▶ _Sección de texto_:
──────

Ayer me terminé la Lluvia amarilla. Es una novela de Julio Llamazares, que cuenta los últimos años de un paisano que permanece como último habitante un pueblo del Pirineo aragonés condenado a desaparecer.
Uno a a uno, ve marchar a las últimas familias, ve morir a sus últimos seres queridos. Ve cómo se derrumban las casas, se anegan las fuentes, las calles, los caminos, los huertos.
Así entra en un tiempo más allá de la vida, donde le visitan los fantasmas, hasta que se acaba convirtiendo en uno de ellos.
La lectura me ha resultado muy dura y emocionante. El libro, sobre todo, es un testimonio poético sobrecogedor de la muerte del pueblo pequeño español. Pero también toca un sentimiento más universal: cuando la muerte se instala en un lugar y lo tiñe todo.
Tengo muy cerca a personas de cierta edad (no concreto para no violar su intimidad) que parecen heridas por ese mal.
La muerte de sus amigos y las enfermedades graves han convertido la muerte en su centro de gravedad, en la pareja con la que bailan cada día y cada noche.
Logran distraerse y conectar con pequeños placeres, rutinas agradables, pero luego la muerte vuelve a silbarles por detrás de la oreja y vuelve la pesadumbre, vuelve la híper vigilancia ante el hecho fatal.

──────

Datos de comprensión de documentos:
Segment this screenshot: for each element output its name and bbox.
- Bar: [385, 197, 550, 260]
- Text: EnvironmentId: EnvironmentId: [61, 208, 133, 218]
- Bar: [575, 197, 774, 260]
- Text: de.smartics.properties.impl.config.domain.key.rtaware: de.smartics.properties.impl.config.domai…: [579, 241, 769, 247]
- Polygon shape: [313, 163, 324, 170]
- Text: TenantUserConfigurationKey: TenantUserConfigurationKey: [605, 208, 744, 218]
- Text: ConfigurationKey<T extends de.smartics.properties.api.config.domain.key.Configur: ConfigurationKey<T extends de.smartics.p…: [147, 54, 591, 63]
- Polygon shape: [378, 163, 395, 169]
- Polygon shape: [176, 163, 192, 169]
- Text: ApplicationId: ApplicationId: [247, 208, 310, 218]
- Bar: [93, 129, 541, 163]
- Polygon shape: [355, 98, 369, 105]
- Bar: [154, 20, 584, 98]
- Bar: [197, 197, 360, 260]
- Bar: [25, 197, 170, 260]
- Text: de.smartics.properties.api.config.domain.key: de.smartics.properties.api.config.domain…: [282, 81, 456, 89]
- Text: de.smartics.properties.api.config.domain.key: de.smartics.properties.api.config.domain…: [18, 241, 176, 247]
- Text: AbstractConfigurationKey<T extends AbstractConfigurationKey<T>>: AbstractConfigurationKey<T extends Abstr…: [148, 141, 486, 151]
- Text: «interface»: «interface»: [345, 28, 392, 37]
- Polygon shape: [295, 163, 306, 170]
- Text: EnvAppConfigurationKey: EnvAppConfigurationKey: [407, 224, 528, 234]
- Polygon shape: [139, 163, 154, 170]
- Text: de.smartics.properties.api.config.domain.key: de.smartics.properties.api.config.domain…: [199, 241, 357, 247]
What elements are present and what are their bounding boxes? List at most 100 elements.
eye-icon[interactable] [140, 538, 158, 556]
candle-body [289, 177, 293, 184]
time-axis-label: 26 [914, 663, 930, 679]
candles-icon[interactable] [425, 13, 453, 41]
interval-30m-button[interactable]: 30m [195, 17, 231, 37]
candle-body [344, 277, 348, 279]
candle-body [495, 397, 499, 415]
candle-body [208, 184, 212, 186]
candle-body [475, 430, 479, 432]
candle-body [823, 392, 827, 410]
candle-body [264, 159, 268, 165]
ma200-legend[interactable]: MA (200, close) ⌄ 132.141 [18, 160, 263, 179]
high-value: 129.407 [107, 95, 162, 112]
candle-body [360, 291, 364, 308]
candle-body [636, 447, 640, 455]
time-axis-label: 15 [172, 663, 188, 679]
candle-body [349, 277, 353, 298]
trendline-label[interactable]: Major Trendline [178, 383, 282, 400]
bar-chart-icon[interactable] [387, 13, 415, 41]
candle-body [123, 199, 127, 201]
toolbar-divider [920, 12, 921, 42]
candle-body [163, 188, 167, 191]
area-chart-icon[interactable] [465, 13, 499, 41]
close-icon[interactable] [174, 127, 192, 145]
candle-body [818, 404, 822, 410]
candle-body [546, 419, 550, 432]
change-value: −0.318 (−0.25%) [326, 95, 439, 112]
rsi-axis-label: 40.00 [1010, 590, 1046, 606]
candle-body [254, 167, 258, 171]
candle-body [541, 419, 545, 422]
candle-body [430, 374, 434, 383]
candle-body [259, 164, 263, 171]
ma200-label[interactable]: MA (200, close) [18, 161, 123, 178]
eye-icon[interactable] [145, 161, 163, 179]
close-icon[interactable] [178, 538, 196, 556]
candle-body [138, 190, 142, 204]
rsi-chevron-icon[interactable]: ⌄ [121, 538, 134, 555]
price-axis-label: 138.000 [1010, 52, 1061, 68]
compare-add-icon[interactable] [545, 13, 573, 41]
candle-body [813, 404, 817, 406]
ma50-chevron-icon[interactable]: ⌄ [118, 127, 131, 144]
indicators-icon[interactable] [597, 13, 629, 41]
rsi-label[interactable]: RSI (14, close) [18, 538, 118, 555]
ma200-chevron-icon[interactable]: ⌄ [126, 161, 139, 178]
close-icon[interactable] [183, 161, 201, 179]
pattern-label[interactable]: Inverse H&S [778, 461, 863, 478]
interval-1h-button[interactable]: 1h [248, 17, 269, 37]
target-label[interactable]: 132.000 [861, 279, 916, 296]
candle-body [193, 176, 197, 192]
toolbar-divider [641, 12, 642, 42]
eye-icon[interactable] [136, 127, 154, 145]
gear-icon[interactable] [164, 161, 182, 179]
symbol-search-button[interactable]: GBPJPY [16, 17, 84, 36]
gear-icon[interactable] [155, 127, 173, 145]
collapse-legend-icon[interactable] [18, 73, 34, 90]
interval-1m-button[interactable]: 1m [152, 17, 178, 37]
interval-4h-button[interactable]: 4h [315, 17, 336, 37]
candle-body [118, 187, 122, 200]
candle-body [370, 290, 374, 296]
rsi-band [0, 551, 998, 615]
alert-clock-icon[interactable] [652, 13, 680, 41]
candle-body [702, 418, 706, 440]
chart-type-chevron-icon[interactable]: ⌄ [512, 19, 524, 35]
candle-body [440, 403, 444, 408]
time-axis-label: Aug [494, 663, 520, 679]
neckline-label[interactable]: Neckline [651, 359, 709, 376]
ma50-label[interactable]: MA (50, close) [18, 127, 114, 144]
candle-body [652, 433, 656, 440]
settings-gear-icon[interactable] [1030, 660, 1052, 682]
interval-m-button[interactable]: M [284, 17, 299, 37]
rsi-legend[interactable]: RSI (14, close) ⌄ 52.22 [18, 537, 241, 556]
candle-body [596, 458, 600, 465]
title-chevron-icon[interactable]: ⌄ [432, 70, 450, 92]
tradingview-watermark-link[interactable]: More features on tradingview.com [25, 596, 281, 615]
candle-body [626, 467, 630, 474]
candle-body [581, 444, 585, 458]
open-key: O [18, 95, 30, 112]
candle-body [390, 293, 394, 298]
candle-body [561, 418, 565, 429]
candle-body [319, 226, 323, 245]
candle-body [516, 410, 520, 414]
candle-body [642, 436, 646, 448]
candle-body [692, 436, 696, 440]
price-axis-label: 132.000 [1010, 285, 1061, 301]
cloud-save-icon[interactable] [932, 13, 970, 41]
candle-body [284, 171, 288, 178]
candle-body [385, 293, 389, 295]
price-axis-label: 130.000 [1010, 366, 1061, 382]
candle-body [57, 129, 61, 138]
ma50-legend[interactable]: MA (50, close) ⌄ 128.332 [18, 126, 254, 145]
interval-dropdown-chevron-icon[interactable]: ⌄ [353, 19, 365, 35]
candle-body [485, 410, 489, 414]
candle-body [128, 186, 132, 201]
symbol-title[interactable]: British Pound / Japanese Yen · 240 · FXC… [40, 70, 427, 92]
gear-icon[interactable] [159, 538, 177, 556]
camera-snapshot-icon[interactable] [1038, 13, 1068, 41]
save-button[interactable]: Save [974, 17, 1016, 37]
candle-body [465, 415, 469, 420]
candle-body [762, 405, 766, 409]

──────

▶ _Tarea 1_:
Indica si cada afirmación concuerda con el comentario. Responde sí o no y cita literalmente las palabras del comentario que lo deciden.
(a) El protagonista es el último habitante de un pueblo del Pirineo aragonés.
(b) La lectura del libro le resultó ligera y entretenida a quien escribe.
(c) El protagonista termina convirtiéndose en uno de los fantasmas que lo visitan.
▶ _Tarea 2_:
Copia el fragmento del comentario desde "Uno a a uno, ve" hasta "lo tiñe todo.", ambos incluidos, y sustituye "fantasmas" por "espectros".
▶ _Tarea 3_:
Según el comentario, ¿quién es el autor de la novela?
El listado no guarda relación alguna con el comentario.

▶ _Resultado 1_:
(a) Sí: "un paisano que permanece como último habitante un pueblo del Pirineo aragonés condenado a desaparecer".
(b) No: "La lectura me ha resultado muy dura y emocionante."
(c) Sí: "hasta que se acaba convirtiendo en uno de ellos".

▶ _Resultado 2_:
Uno a a uno, ve marchar a las últimas familias, ve morir a sus últimos seres queridos. Ve cómo se derrumban las casas, se anegan las fuentes, las calles, los caminos, los huertos.
Así entra en un tiempo más allá de la vida, donde le visitan los espectros, hasta que se acaba convirtiendo en uno de ellos.
La lectura me ha resultado muy dura y emocionante. El libro, sobre todo, es un testimonio poético sobrecogedor de la muerte del pueblo pequeño español. Pero también toca un sentimiento más universal: cuando la muerte se instala en un lugar y lo tiñe todo.

▶ _Resultado 3_:
Julio Llamazares.